STATED PROBLEM: Return the listing below unchanged, minus its pictures.

PROVIDED ENTRIES:
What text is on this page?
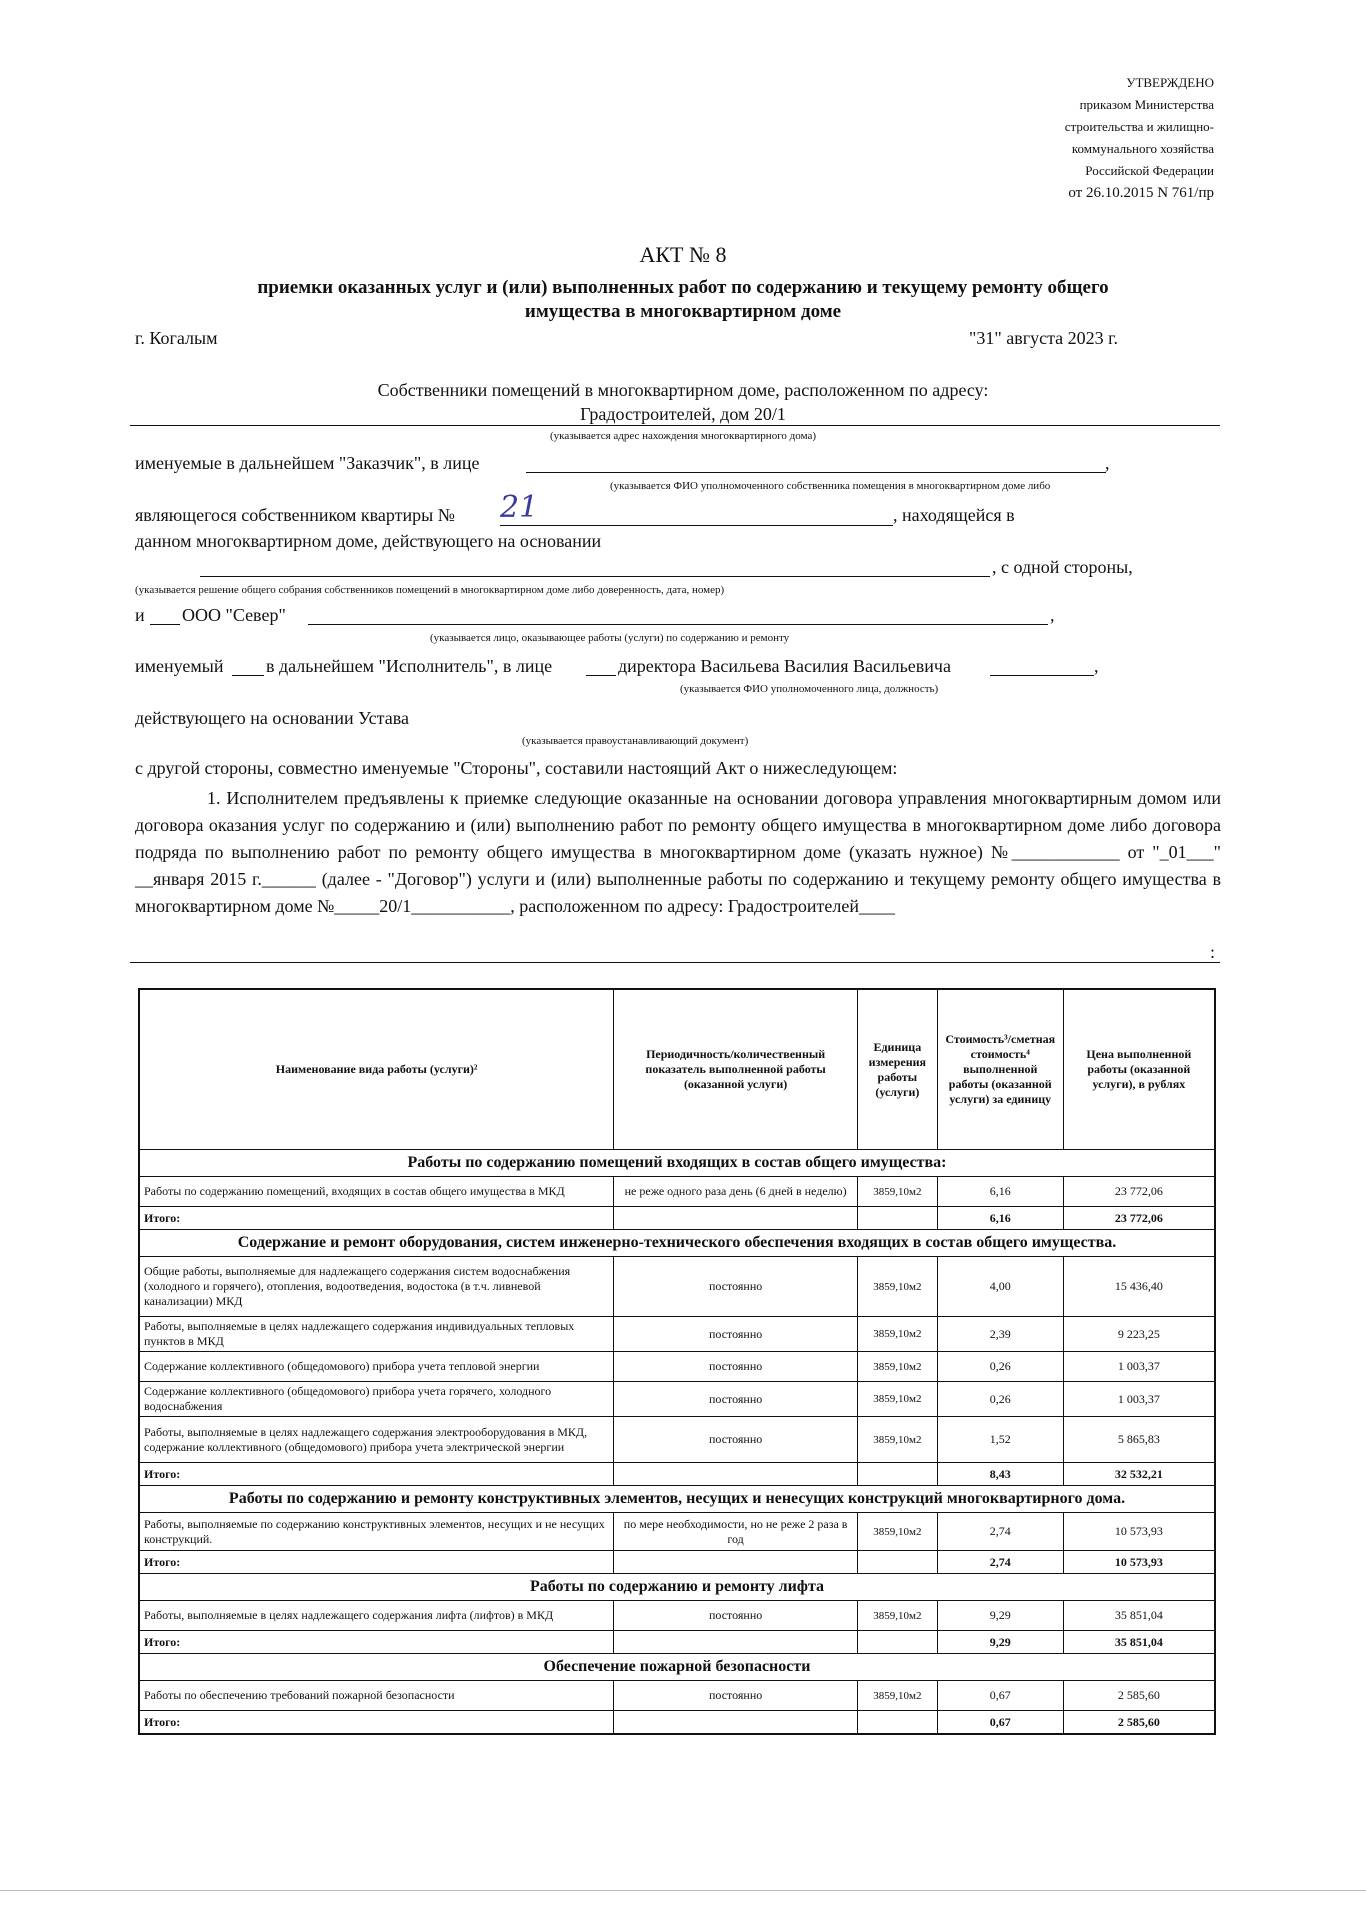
УТВЕРЖДЕНО
приказом Министерства
строительства и жилищно-
коммунального хозяйства
Российской Федерации
от 26.10.2015 N 761/пр
АКТ № 8
приемки оказанных услуг и (или) выполненных работ по содержанию и текущему ремонту общего
имущества в многоквартирном доме
г. Когалым	"31" августа 2023 г.
Собственники помещений в многоквартирном доме, расположенном по адресу:
Градостроителей, дом 20/1
(указывается адрес нахождения многоквартирного дома)
именуемые в дальнейшем "Заказчик", в лице	,
(указывается ФИО уполномоченного собственника помещения в многоквартирном доме либо
являющегося собственником квартиры № 21	, находящейся в
данном многоквартирном доме, действующего на основании
, с одной стороны,
(указывается решение общего собрания собственников помещений в многоквартирном доме либо доверенность, дата, номер)
и ООО "Север"	,
(указывается лицо, оказывающее работы (услуги) по содержанию и ремонту
именуемый в дальнейшем "Исполнитель", в лице	директора Васильева Василия Васильевича	,
(указывается ФИО уполномоченного лица, должность)
действующего на основании Устава
(указывается правоустанавливающий документ)
с другой стороны, совместно именуемые "Стороны", составили настоящий Акт о нижеследующем:
1. Исполнителем предъявлены к приемке следующие оказанные на основании договора управления многоквартирным домом или договора оказания услуг по содержанию и (или) выполнению работ по ремонту общего имущества в многоквартирном доме либо договора подряда по выполнению работ по ремонту общего имущества в многоквартирном доме (указать нужное) №____________ от "_01___" __января 2015 г.______ (далее - "Договор") услуги и (или) выполненные работы по содержанию и текущему ремонту общего имущества в многоквартирном доме №_____20/1___________, расположенном по адресу: Градостроителей____
:
Наименование вида работы (услуги)²	Периодичность/количественный показатель выполненной работы (оказанной услуги)	Единица измерения работы (услуги)	Стоимость³/сметная стоимость⁴ выполненной работы (оказанной услуги) за единицу	Цена выполненной работы (оказанной услуги), в рублях
Работы по содержанию помещений входящих в состав общего имущества:				
Работы по содержанию помещений, входящих в состав общего имущества в МКД	не реже одного раза день (6 дней в неделю)	3859,10м2	6,16	23 772,06
Итого:			6,16	23 772,06
Содержание и ремонт оборудования, систем инженерно-технического обеспечения входящих в состав общего имущества.				
Общие работы, выполняемые для надлежащего содержания систем водоснабжения (холодного и горячего), отопления, водоотведения, водостока (в т.ч. ливневой канализации) МКД	постоянно	3859,10м2	4,00	15 436,40
Работы, выполняемые в целях надлежащего содержания индивидуальных тепловых пунктов в МКД	постоянно	3859,10м2	2,39	9 223,25
Содержание коллективного (общедомового) прибора учета тепловой энергии	постоянно	3859,10м2	0,26	1 003,37
Содержание коллективного (общедомового) прибора учета горячего, холодного водоснабжения	постоянно	3859,10м2	0,26	1 003,37
Работы, выполняемые в целях надлежащего содержания электрооборудования в МКД, содержание коллективного (общедомового) прибора учета электрической энергии	постоянно	3859,10м2	1,52	5 865,83
Итого:			8,43	32 532,21
Работы по содержанию и ремонту конструктивных элементов, несущих и ненесущих конструкций многоквартирного дома.				
Работы, выполняемые по содержанию конструктивных элементов, несущих и не несущих конструкций.	по мере необходимости, но не реже 2 раза в год	3859,10м2	2,74	10 573,93
Итого:			2,74	10 573,93
Работы по содержанию и ремонту лифта				
Работы, выполняемые в целях надлежащего содержания лифта (лифтов) в МКД	постоянно	3859,10м2	9,29	35 851,04
Итого:			9,29	35 851,04
Обеспечение пожарной безопасности				
Работы по обеспечению требований пожарной безопасности	постоянно	3859,10м2	0,67	2 585,60
Итого:			0,67	2 585,60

EXERCISE RESPONSE:
What text is on this page?
УТВЕРЖДЕНО
приказом Министерства
строительства и жилищно-
коммунального хозяйства
Российской Федерации
от 26.10.2015 N 761/пр
АКТ № 8
приемки оказанных услуг и (или) выполненных работ по содержанию и текущему ремонту общего
имущества в многоквартирном доме
г. Когалым	"31" августа 2023 г.
Собственники помещений в многоквартирном доме, расположенном по адресу:
Градостроителей, дом 20/1
(указывается адрес нахождения многоквартирного дома)
именуемые в дальнейшем "Заказчик", в лице	,
(указывается ФИО уполномоченного собственника помещения в многоквартирном доме либо
являющегося собственником квартиры № 21	, находящейся в
данном многоквартирном доме, действующего на основании
, с одной стороны,
(указывается решение общего собрания собственников помещений в многоквартирном доме либо доверенность, дата, номер)
и ООО "Север"	,
(указывается лицо, оказывающее работы (услуги) по содержанию и ремонту
именуемый в дальнейшем "Исполнитель", в лице	директора Васильева Василия Васильевича	,
(указывается ФИО уполномоченного лица, должность)
действующего на основании Устава
(указывается правоустанавливающий документ)
с другой стороны, совместно именуемые "Стороны", составили настоящий Акт о нижеследующем:
1. Исполнителем предъявлены к приемке следующие оказанные на основании договора управления многоквартирным домом или договора оказания услуг по содержанию и (или) выполнению работ по ремонту общего имущества в многоквартирном доме либо договора подряда по выполнению работ по ремонту общего имущества в многоквартирном доме (указать нужное) №____________ от "_01___" __января 2015 г.______ (далее - "Договор") услуги и (или) выполненные работы по содержанию и текущему ремонту общего имущества в многоквартирном доме №_____20/1___________, расположенном по адресу: Градостроителей____
:
Наименование вида работы (услуги)²	Периодичность/количественный показатель выполненной работы (оказанной услуги)	Единица измерения работы (услуги)	Стоимость³/сметная стоимость⁴ выполненной работы (оказанной услуги) за единицу	Цена выполненной работы (оказанной услуги), в рублях
Работы по содержанию помещений входящих в состав общего имущества:				
Работы по содержанию помещений, входящих в состав общего имущества в МКД	не реже одного раза день (6 дней в неделю)	3859,10м2	6,16	23 772,06
Итого:			6,16	23 772,06
Содержание и ремонт оборудования, систем инженерно-технического обеспечения входящих в состав общего имущества.				
Общие работы, выполняемые для надлежащего содержания систем водоснабжения (холодного и горячего), отопления, водоотведения, водостока (в т.ч. ливневой канализации) МКД	постоянно	3859,10м2	4,00	15 436,40
Работы, выполняемые в целях надлежащего содержания индивидуальных тепловых пунктов в МКД	постоянно	3859,10м2	2,39	9 223,25
Содержание коллективного (общедомового) прибора учета тепловой энергии	постоянно	3859,10м2	0,26	1 003,37
Содержание коллективного (общедомового) прибора учета горячего, холодного водоснабжения	постоянно	3859,10м2	0,26	1 003,37
Работы, выполняемые в целях надлежащего содержания электрооборудования в МКД, содержание коллективного (общедомового) прибора учета электрической энергии	постоянно	3859,10м2	1,52	5 865,83
Итого:			8,43	32 532,21
Работы по содержанию и ремонту конструктивных элементов, несущих и ненесущих конструкций многоквартирного дома.				
Работы, выполняемые по содержанию конструктивных элементов, несущих и не несущих конструкций.	по мере необходимости, но не реже 2 раза в год	3859,10м2	2,74	10 573,93
Итого:			2,74	10 573,93
Работы по содержанию и ремонту лифта				
Работы, выполняемые в целях надлежащего содержания лифта (лифтов) в МКД	постоянно	3859,10м2	9,29	35 851,04
Итого:			9,29	35 851,04
Обеспечение пожарной безопасности				
Работы по обеспечению требований пожарной безопасности	постоянно	3859,10м2	0,67	2 585,60
Итого:			0,67	2 585,60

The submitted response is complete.